#### REQUIREMENTS
Locate all lines in the data below that hold "условія" and show them.

#### Records from a dataset

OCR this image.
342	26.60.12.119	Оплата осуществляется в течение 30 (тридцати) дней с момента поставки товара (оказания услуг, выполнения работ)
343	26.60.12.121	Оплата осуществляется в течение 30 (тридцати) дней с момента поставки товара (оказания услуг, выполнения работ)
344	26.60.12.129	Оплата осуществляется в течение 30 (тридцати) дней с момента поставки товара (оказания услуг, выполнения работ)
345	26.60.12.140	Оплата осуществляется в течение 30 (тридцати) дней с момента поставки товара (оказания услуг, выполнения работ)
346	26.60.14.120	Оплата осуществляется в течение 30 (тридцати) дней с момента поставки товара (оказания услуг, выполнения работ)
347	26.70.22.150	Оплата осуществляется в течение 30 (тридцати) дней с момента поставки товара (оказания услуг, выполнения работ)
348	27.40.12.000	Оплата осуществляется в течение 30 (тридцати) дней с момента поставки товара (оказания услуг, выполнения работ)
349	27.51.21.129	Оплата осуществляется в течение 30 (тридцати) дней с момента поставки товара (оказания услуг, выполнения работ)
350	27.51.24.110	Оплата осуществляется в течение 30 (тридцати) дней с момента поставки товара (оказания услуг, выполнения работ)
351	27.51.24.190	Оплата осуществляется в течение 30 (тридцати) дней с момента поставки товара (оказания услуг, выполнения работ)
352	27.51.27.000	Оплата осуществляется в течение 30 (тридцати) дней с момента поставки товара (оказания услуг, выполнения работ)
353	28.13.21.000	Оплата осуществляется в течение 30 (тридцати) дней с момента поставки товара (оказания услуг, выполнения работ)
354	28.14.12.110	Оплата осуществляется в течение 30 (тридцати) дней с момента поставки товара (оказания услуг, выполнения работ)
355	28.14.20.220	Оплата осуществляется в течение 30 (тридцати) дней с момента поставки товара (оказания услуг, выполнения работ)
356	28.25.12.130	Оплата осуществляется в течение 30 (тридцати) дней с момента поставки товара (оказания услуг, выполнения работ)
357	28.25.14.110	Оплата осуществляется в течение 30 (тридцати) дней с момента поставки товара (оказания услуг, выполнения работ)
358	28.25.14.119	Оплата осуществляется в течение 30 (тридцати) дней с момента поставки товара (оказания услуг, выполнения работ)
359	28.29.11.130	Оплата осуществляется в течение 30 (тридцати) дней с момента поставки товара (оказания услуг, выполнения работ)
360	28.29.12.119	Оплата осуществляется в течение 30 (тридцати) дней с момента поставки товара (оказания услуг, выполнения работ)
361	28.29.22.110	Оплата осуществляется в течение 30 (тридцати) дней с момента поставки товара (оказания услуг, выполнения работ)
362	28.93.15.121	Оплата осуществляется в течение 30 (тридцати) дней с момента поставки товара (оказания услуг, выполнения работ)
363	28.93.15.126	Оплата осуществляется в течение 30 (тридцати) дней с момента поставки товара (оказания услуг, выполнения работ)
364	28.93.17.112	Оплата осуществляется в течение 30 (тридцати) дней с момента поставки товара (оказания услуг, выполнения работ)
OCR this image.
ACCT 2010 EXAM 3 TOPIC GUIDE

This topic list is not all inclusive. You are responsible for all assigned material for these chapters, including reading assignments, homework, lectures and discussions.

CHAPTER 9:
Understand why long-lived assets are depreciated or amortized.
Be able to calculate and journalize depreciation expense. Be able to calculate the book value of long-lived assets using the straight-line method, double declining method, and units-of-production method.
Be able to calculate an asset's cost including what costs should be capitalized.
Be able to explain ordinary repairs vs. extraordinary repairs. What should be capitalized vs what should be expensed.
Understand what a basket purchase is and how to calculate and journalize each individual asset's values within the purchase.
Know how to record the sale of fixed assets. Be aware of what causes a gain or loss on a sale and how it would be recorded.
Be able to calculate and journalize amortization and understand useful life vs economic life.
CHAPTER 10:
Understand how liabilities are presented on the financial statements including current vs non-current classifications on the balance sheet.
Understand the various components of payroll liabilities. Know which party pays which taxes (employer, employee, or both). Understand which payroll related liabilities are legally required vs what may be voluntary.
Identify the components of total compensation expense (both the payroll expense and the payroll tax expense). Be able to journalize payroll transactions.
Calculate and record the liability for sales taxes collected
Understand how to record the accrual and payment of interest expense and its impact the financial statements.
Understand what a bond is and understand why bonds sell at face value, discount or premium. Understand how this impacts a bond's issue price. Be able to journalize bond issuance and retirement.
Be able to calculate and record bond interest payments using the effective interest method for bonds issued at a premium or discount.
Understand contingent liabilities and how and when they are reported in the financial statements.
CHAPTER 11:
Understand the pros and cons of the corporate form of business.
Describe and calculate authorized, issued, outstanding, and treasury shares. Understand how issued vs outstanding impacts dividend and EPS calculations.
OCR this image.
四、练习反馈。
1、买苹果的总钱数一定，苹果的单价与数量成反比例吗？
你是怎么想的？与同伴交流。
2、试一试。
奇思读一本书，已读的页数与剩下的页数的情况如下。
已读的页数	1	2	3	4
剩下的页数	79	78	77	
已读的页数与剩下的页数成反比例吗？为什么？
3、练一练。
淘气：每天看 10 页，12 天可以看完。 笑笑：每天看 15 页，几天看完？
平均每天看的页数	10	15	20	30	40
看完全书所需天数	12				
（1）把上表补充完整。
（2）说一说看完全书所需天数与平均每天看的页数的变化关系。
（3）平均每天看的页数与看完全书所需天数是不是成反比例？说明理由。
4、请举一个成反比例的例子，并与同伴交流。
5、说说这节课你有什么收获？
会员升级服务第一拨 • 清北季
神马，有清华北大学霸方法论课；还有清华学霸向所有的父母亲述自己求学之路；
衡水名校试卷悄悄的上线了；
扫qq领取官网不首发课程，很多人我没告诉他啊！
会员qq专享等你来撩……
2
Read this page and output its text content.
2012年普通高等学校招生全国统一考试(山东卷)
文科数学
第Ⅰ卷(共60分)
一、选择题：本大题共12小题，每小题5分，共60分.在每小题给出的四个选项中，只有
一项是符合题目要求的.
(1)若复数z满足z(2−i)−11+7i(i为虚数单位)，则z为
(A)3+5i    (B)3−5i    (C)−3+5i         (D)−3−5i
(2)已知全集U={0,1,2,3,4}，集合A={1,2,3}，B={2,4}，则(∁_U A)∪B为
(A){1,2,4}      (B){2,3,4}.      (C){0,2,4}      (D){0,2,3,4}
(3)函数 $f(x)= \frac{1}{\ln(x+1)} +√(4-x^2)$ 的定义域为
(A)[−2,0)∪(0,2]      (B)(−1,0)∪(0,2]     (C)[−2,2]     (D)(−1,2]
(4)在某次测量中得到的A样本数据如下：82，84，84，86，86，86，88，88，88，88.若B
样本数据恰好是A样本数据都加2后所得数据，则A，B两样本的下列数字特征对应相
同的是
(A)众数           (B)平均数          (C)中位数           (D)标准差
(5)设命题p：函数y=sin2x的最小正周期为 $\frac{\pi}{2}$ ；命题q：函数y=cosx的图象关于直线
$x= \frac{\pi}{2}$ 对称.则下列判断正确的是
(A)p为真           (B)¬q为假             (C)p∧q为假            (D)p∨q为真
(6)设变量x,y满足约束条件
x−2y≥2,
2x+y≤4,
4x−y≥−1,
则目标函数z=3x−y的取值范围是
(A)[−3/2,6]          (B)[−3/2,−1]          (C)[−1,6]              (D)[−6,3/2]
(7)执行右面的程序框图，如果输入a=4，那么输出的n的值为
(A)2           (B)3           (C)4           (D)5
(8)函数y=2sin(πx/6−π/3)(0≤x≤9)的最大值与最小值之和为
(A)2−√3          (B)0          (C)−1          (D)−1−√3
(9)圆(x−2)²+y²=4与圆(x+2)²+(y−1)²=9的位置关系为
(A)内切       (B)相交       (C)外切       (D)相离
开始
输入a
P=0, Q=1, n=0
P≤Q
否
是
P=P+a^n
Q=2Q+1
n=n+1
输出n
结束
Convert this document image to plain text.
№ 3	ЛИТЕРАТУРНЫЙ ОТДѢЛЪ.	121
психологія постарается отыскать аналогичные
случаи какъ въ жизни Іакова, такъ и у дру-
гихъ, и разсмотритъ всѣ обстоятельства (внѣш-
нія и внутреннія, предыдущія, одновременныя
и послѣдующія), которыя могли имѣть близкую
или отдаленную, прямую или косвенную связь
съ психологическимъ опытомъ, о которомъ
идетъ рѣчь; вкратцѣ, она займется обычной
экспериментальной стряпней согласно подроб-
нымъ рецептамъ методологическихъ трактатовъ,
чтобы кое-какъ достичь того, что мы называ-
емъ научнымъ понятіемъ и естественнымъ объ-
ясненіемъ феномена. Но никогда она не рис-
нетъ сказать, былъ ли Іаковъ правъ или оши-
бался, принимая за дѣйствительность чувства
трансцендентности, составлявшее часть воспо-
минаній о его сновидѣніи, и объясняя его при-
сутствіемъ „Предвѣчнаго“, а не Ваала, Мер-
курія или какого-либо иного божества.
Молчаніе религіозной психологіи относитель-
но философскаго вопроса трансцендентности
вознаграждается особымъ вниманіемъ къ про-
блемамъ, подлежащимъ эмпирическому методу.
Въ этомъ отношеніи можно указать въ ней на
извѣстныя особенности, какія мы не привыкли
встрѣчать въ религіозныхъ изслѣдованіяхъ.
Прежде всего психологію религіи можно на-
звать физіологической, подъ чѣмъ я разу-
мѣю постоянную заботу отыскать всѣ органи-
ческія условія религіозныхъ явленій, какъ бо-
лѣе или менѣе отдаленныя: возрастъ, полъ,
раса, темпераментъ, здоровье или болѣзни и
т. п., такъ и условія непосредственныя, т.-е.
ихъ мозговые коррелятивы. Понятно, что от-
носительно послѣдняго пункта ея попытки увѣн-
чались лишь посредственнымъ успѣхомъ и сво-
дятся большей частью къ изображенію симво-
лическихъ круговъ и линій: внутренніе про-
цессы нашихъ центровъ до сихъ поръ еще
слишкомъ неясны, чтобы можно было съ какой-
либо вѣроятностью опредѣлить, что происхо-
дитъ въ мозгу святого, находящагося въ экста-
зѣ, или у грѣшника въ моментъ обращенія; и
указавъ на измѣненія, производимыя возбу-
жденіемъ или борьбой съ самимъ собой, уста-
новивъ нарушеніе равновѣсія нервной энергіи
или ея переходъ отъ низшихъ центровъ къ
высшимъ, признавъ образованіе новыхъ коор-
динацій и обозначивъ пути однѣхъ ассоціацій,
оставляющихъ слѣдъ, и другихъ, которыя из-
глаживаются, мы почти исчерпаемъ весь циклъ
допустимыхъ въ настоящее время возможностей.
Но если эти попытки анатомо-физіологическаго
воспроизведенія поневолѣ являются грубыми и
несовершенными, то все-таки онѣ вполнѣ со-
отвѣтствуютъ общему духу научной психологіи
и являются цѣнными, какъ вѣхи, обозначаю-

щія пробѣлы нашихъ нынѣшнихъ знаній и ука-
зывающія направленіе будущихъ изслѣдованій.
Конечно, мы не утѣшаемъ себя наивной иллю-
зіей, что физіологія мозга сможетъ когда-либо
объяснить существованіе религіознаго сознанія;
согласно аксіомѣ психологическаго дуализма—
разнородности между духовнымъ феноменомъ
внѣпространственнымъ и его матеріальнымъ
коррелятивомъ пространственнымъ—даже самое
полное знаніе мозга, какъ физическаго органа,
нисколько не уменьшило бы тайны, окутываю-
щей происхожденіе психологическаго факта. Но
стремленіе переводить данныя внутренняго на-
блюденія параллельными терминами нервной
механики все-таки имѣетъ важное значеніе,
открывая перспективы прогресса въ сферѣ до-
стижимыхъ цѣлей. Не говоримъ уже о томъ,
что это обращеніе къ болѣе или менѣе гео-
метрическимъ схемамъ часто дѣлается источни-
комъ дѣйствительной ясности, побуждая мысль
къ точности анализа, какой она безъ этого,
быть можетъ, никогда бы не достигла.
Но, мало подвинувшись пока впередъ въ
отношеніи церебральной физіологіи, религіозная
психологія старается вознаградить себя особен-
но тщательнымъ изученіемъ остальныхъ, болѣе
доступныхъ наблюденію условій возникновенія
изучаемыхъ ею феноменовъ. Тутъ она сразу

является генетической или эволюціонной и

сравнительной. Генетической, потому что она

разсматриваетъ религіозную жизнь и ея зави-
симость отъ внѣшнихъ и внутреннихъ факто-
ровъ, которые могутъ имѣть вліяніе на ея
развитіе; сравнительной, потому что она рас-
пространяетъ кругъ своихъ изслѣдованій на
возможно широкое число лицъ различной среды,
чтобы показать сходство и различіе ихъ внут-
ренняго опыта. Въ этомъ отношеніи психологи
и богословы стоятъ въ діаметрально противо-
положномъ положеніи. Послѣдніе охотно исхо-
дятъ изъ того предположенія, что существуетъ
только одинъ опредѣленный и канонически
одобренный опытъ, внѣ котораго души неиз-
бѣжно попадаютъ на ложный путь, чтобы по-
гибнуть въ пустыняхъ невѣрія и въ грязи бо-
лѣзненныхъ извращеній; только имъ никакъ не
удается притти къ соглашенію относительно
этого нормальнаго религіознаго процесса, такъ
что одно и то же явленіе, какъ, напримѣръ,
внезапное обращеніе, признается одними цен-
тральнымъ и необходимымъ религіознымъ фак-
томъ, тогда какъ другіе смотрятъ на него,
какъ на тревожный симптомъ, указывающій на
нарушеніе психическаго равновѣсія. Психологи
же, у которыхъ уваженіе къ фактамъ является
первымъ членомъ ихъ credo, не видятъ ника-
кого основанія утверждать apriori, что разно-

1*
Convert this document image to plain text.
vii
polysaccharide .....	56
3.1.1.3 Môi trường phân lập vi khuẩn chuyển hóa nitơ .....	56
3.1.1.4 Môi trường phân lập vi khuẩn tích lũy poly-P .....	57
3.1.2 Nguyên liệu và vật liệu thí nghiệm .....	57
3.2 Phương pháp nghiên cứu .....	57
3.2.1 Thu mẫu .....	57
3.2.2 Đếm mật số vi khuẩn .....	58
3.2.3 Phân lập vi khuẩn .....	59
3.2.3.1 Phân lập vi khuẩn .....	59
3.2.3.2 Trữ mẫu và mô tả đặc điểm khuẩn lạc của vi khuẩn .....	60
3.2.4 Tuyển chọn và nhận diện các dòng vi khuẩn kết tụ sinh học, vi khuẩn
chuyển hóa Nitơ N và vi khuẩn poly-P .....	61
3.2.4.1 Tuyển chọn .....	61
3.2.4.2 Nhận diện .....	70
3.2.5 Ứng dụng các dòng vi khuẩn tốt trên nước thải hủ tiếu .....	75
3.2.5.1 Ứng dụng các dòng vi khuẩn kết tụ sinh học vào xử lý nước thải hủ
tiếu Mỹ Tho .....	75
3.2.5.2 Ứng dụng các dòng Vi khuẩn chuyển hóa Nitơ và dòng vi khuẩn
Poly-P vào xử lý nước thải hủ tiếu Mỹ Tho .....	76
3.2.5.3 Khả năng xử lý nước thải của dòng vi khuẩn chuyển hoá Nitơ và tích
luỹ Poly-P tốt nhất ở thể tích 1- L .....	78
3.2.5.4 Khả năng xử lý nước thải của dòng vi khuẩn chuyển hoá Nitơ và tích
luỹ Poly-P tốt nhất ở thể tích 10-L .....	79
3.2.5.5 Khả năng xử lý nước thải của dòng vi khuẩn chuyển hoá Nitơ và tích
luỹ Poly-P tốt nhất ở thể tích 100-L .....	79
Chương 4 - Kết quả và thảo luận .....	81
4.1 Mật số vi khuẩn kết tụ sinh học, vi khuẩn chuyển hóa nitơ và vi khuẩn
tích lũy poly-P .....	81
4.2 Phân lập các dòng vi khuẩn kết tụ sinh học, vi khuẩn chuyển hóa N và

#### CORRECT RESULT
ческія условія религіозныхъ явленій, какъ бо-
т. п., такъ и условія непосредственныя, т.-е.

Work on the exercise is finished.